Objectives.
a: In the court of appeals opinion, can you rewrite everything from "HONORABLE VICKI S." down to "not been made.", putting "injunctive relief" in place of "specific performance"?
b: Could you pick up the court of appeals opinion on the Belvedere Country Club sale and carry it on past its final sentence?

Selected extract.
────────────────────
NOT DESIGNATED FOR PUBLICATION

ARKANSAS COURT OF APPEALS

JUDGE TERRY CRABTREE

CA00-876

May 16, 2001

THE ENTERTAINMENT AND

LEISURE CORP., MELVYN BELL, and AN APPEAL FROM GARLAND COUNTY

BELVEDERE ENTERPRISES, INC. CHANCERY COURT

APPELLANTS NO. 99-1182-III

V.

HONORABLE VICKI S. COOK,

RAZORBACK ENTERTAINMENT CHANCELLOR

CORP.

APPELLEE APPEAL DISMISSED

This is an appeal from the Garland County Chancery Court's award of specific performance of an agreement to sell Belvedere Country Club and other real property in Garland County. We dismiss the appeal as premature because this case involves multiple parties and multiple claims that have not been adjudicated and a certification pursuant to Ark. R. Civ. P. 54(b) has not been made.

Jake Prince, signing as president of appellee Razorback Entertainment Corporation, and appellant Melvyn Bell, signing as president of appellant The Entertainment and Leisure Corporation (hereafter "TELCOR"), signed a document entitled "Offer and Acceptance" inJuly 1999. Bell is also the president of appellant Belvedere Enterprises, Inc. (hereafter "BEI"). In the offer and acceptance, TELCOR agreed to sell the property and appellee

agreed to immediately accept management responsibility for it and to make certain improvements to it. The purchase price was $2,500,000. Closing was to occur within 180 days.
────────────────────
Material shown.
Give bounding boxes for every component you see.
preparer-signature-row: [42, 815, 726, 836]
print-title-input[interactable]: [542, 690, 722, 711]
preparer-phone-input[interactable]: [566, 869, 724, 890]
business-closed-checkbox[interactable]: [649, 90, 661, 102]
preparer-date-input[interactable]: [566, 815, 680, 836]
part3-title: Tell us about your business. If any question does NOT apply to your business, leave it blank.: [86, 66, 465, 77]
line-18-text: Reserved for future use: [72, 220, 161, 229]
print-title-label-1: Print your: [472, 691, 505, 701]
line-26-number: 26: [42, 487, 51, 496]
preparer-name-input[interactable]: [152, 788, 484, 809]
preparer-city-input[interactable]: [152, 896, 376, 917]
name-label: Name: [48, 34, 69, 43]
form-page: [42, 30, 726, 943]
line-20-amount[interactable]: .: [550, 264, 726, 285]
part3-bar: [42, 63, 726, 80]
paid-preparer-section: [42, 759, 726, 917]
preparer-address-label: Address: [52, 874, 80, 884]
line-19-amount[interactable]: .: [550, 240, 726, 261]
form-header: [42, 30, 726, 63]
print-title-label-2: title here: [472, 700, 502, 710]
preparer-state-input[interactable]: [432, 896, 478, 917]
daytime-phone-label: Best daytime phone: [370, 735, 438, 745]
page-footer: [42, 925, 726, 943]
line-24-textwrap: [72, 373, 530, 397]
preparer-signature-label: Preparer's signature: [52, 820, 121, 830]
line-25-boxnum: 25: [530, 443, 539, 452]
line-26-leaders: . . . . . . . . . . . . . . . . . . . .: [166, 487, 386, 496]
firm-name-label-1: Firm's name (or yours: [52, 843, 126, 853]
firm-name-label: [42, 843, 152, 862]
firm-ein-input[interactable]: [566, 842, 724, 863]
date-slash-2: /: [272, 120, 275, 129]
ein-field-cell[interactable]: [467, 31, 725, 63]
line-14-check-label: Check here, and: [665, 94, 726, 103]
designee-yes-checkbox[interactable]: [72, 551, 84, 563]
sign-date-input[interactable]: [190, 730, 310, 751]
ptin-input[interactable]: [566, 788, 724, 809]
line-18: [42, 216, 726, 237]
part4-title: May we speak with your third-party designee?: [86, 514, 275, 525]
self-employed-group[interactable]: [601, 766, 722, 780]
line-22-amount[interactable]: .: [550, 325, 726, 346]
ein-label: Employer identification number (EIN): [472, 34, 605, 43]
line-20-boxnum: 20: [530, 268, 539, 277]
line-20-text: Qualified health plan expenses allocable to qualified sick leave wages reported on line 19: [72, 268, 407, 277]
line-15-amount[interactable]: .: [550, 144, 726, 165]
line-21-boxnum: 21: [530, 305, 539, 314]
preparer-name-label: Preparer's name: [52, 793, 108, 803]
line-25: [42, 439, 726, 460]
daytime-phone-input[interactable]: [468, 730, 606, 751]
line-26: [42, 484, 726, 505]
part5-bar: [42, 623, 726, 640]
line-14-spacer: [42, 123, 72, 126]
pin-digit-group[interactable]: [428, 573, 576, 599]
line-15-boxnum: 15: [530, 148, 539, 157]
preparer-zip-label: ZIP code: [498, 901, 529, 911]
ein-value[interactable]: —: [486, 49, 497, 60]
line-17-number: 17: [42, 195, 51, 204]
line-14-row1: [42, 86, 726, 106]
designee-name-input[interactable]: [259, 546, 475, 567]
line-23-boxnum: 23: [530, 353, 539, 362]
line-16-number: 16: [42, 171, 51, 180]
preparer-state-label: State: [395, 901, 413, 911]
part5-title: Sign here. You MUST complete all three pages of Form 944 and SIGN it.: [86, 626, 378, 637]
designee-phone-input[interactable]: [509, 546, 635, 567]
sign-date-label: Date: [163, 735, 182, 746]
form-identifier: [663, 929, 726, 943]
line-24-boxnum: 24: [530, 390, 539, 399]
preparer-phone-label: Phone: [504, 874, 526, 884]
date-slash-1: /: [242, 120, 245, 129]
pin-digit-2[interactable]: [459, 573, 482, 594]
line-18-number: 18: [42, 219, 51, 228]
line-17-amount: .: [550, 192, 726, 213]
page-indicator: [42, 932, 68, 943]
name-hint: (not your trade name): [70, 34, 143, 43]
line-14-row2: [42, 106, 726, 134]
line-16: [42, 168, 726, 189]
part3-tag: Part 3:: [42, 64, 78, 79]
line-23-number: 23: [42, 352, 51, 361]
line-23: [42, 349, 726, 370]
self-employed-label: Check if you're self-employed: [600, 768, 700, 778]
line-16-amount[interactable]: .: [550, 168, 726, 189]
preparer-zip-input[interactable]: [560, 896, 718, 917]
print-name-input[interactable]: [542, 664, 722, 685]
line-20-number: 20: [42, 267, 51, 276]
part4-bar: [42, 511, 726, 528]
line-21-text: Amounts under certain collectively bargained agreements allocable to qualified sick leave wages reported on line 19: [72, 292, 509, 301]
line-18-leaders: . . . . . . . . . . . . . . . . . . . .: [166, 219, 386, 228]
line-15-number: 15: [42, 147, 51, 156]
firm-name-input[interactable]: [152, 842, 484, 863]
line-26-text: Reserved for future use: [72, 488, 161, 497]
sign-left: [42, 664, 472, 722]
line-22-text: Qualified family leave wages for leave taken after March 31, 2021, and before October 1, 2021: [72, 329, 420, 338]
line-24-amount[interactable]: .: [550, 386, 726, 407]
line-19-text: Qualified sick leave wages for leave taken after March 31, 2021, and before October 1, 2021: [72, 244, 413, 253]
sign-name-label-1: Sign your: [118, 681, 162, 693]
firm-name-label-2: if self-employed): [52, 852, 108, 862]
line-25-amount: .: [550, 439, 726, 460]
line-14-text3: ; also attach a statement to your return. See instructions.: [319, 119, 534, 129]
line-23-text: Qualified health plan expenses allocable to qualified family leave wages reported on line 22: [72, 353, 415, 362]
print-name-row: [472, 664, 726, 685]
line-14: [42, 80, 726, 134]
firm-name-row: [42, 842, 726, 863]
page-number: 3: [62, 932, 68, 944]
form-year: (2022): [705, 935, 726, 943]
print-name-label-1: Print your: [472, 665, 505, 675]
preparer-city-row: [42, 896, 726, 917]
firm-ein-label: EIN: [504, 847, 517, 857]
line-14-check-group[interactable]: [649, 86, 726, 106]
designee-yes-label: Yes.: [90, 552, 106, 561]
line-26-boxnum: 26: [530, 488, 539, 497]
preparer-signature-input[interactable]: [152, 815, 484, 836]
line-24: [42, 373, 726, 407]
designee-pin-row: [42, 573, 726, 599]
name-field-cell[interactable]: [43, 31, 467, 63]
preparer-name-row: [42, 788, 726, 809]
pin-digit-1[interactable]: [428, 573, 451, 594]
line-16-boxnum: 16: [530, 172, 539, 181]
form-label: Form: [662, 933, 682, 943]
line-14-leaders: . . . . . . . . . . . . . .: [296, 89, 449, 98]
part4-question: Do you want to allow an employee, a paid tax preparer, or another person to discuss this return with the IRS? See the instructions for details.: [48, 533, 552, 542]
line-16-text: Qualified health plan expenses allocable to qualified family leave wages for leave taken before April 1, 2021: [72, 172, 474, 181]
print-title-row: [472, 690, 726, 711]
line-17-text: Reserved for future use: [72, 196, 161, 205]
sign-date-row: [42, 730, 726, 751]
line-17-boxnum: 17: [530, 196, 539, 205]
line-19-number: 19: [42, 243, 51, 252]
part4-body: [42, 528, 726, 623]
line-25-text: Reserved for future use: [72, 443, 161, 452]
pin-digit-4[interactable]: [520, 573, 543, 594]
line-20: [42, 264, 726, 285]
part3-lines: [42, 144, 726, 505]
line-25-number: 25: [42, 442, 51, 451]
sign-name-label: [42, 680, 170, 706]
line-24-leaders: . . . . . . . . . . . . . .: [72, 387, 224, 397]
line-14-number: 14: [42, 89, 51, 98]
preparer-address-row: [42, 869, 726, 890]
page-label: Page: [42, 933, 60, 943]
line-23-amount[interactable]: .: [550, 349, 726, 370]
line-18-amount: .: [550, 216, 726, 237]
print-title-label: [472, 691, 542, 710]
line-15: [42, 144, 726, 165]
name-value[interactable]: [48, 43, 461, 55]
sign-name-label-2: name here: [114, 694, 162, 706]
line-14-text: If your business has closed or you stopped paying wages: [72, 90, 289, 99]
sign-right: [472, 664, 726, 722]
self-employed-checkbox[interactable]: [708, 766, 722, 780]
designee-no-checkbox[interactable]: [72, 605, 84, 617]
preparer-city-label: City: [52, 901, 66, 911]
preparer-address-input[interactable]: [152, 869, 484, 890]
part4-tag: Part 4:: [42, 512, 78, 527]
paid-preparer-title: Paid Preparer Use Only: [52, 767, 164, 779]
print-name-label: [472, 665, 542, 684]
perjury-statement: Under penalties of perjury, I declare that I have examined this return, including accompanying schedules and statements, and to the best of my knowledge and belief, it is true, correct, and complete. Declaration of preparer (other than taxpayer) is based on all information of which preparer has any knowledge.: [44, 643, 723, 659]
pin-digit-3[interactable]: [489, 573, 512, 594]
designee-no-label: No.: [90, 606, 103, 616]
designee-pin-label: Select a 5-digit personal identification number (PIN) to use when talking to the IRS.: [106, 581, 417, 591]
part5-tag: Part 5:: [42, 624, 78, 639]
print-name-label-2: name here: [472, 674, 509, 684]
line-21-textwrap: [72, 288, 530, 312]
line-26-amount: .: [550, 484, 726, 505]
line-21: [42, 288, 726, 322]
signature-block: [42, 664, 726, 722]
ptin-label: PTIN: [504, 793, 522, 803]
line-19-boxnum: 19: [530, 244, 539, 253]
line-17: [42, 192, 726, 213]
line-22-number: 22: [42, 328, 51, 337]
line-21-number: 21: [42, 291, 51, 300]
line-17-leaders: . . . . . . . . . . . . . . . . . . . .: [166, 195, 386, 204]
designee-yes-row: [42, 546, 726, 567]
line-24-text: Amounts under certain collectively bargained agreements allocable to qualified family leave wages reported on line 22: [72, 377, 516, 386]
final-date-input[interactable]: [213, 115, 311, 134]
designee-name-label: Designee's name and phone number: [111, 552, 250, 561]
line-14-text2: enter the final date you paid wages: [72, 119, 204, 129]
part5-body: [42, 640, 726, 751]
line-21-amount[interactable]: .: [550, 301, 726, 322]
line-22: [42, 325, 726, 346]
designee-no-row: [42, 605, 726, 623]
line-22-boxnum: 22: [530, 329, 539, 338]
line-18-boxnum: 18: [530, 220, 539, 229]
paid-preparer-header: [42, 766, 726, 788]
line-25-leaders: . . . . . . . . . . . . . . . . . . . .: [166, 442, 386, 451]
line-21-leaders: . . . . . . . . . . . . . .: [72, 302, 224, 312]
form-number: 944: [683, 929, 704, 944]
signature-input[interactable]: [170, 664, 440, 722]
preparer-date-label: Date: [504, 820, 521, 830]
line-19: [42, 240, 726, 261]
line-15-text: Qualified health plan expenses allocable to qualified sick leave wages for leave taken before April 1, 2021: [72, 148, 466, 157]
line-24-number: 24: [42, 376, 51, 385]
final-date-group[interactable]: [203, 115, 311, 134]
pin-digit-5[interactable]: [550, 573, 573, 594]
────────────────────
Task results.
a:
HONORABLE VICKI S. COOK,

RAZORBACK ENTERTAINMENT CHANCELLOR

CORP.

APPELLEE APPEAL DISMISSED

This is an appeal from the Garland County Chancery Court's award of injunctive relief of an agreement to sell Belvedere Country Club and other real property in Garland County. We dismiss the appeal as premature because this case involves multiple parties and multiple claims that have not been adjudicated and a certification pursuant to Ark. R. Civ. P. 54(b) has not been made.

b:
In August 1999, Bell informed appellee that the agreement was terminated due to appellee's purported default in performance. Appellee immediately filed a complaint for specific performance of the contract and a lis pendens. On February 9, 2000, Bell conveyed the property to DHC Resort, LLC. At trial on February 10, 2000, appellants did not reveal the existence of the deed to DHC Resort. At 4:40 p.m., on February 10, 2000, Darlene Carvin, Bell's former wife, and Dar-C Corporation filed a motion in intervention with an attached complaint against Bell, BEI, TELCOR, Frontier Partners, Inc., Hot Springs Title Co. (the closing agent), Simon Hughes, Jr., and the United States of America. The intervenors sought a judgment establishing an equitable lien on the real estate or the sales proceeds; adjudicating the Internal Revenue Service's right to a lien on the property in dispute or the sales proceeds; setting aside certain fraudulent transfers made by the defendants; and piercing the corporate veil of BEI and TELCOR. They sought injunctive relief and damages. The intervenors alleged that Bell had breached the terms of the settlement agreement entered in his divorce from Carvin by failing to obtain her release from a debt to the Oklahoma Industrial Finance Authority. They also alleged that Carvin and Bell were jointly and separately obligated to the United States of America for a tax liability in excess of $2 million, which had been reduced to judgment. They contended that Bell had,without adequate consideration, assigned to TELCOR all of the benefits that he was to receive from the settlement agreement.

According to the intervenors, Simon Hughes owns all of the outstanding shares of stock in Frontier Partners. They alleged that Bell had conveyed all of his interest in TELCOR to Frontier Partners and that all of the proceeds from the sale to appellee would be paid to Frontier Partners. The intervenors stated that Hughes and Bell had illegally used the corporate facade of Frontier Partners and that, if appellee's complaint were granted, TELCOR would receive proceeds that would then go to Frontier Partners to be disbursed by Hughes, to the detriment of Bell's creditors. The intervenors requested that the assets from this sale be made available to the creditors of Bell, including intervenors, to satisfy the debt to the IRS and to the Oklahoma Industrial Finance Authority. The intervenors also requested that the corporate veils of TELCOR and BEI be pierced and that their assets be made available for the payment of Bell's creditors. They asserted an equitable lien on the property or the sales proceeds and a declaration of the relative priority of their lien and that of the IRS. They asked that the net proceeds from the sale be paid into the registry of the court pending a final adjudication of the parties' rights. Appellants resisted the motion to intervene on the ground that it was untimely.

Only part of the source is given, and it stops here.